─── Supplied information
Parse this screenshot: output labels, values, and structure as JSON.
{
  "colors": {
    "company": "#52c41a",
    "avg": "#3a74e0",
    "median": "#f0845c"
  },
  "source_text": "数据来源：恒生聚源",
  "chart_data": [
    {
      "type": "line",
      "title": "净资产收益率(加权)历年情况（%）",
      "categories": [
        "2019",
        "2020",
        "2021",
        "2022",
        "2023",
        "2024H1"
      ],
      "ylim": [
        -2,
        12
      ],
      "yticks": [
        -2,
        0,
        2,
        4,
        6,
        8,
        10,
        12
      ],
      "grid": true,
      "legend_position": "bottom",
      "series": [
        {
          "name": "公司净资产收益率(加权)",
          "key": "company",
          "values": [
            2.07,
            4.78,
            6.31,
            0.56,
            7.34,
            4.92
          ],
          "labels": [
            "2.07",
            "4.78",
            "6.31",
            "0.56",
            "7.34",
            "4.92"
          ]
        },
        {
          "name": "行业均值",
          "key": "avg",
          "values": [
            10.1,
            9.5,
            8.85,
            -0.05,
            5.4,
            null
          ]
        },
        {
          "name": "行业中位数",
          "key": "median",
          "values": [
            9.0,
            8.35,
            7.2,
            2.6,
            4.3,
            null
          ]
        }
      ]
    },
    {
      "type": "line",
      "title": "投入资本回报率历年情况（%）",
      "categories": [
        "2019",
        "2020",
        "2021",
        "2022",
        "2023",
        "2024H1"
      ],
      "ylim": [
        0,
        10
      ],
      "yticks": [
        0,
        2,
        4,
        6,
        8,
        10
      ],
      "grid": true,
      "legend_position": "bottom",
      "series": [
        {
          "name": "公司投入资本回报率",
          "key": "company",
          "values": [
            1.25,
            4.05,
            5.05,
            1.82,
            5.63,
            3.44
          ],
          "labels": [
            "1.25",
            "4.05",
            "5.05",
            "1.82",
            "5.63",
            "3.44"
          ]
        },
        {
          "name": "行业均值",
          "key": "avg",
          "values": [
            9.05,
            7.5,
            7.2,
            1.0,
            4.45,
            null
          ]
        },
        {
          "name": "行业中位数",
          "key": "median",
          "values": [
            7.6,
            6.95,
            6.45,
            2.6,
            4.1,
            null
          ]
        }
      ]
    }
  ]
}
──────
- _Given task_:
In this exercise, repeat all entries exactly.

- _Exercise result_:
Parse this screenshot: output labels, values, and structure as JSON.
{
  "colors": {
    "company": "#52c41a",
    "avg": "#3a74e0",
    "median": "#f0845c"
  },
  "source_text": "数据来源：恒生聚源",
  "chart_data": [
    {
      "type": "line",
      "title": "净资产收益率(加权)历年情况（%）",
      "categories": [
        "2019",
        "2020",
        "2021",
        "2022",
        "2023",
        "2024H1"
      ],
      "ylim": [
        -2,
        12
      ],
      "yticks": [
        -2,
        0,
        2,
        4,
        6,
        8,
        10,
        12
      ],
      "grid": true,
      "legend_position": "bottom",
      "series": [
        {
          "name": "公司净资产收益率(加权)",
          "key": "company",
          "values": [
            2.07,
            4.78,
            6.31,
            0.56,
            7.34,
            4.92
          ],
          "labels": [
            "2.07",
            "4.78",
            "6.31",
            "0.56",
            "7.34",
            "4.92"
          ]
        },
        {
          "name": "行业均值",
          "key": "avg",
          "values": [
            10.1,
            9.5,
            8.85,
            -0.05,
            5.4,
            null
          ]
        },
        {
          "name": "行业中位数",
          "key": "median",
          "values": [
            9.0,
            8.35,
            7.2,
            2.6,
            4.3,
            null
          ]
        }
      ]
    },
    {
      "type": "line",
      "title": "投入资本回报率历年情况（%）",
      "categories": [
        "2019",
        "2020",
        "2021",
        "2022",
        "2023",
        "2024H1"
      ],
      "ylim": [
        0,
        10
      ],
      "yticks": [
        0,
        2,
        4,
        6,
        8,
        10
      ],
      "grid": true,
      "legend_position": "bottom",
      "series": [
        {
          "name": "公司投入资本回报率",
          "key": "company",
          "values": [
            1.25,
            4.05,
            5.05,
            1.82,
            5.63,
            3.44
          ],
          "labels": [
            "1.25",
            "4.05",
            "5.05",
            "1.82",
            "5.63",
            "3.44"
          ]
        },
        {
          "name": "行业均值",
          "key": "avg",
          "values": [
            9.05,
            7.5,
            7.2,
            1.0,
            4.45,
            null
          ]
        },
        {
          "name": "行业中位数",
          "key": "median",
          "values": [
            7.6,
            6.95,
            6.45,
            2.6,
            4.1,
            null
          ]
        }
      ]
    }
  ]
}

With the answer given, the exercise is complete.